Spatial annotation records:
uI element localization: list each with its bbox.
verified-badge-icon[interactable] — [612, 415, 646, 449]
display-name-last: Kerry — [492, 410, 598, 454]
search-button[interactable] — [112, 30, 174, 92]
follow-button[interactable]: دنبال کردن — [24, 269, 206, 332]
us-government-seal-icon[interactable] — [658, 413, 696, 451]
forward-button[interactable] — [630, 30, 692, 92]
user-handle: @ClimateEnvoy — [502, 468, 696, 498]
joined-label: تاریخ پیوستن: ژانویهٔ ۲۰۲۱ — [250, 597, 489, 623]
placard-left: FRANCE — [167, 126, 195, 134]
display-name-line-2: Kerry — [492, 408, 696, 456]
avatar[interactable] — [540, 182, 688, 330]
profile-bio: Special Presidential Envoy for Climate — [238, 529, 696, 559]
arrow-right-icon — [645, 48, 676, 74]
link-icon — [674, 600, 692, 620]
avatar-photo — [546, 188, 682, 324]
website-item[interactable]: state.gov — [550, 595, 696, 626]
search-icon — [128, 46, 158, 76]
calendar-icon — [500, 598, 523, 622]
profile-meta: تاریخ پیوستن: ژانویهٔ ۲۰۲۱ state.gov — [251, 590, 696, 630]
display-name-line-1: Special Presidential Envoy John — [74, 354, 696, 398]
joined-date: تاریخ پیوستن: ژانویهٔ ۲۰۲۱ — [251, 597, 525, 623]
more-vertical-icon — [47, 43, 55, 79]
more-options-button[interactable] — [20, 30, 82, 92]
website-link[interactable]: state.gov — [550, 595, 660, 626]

## THE PROBLEM:
Return every line of the records above word for word, leaving nothing out and changing nothing.

## COMPLETED EXERCISE:
uI element localization: list each with its bbox.
verified-badge-icon[interactable] — [612, 415, 646, 449]
display-name-last: Kerry — [492, 410, 598, 454]
search-button[interactable] — [112, 30, 174, 92]
follow-button[interactable]: دنبال کردن — [24, 269, 206, 332]
us-government-seal-icon[interactable] — [658, 413, 696, 451]
forward-button[interactable] — [630, 30, 692, 92]
user-handle: @ClimateEnvoy — [502, 468, 696, 498]
joined-label: تاریخ پیوستن: ژانویهٔ ۲۰۲۱ — [250, 597, 489, 623]
placard-left: FRANCE — [167, 126, 195, 134]
display-name-line-2: Kerry — [492, 408, 696, 456]
avatar[interactable] — [540, 182, 688, 330]
profile-bio: Special Presidential Envoy for Climate — [238, 529, 696, 559]
arrow-right-icon — [645, 48, 676, 74]
link-icon — [674, 600, 692, 620]
avatar-photo — [546, 188, 682, 324]
website-item[interactable]: state.gov — [550, 595, 696, 626]
search-icon — [128, 46, 158, 76]
calendar-icon — [500, 598, 523, 622]
profile-meta: تاریخ پیوستن: ژانویهٔ ۲۰۲۱ state.gov — [251, 590, 696, 630]
display-name-line-1: Special Presidential Envoy John — [74, 354, 696, 398]
joined-date: تاریخ پیوستن: ژانویهٔ ۲۰۲۱ — [251, 597, 525, 623]
more-vertical-icon — [47, 43, 55, 79]
more-options-button[interactable] — [20, 30, 82, 92]
website-link[interactable]: state.gov — [550, 595, 660, 626]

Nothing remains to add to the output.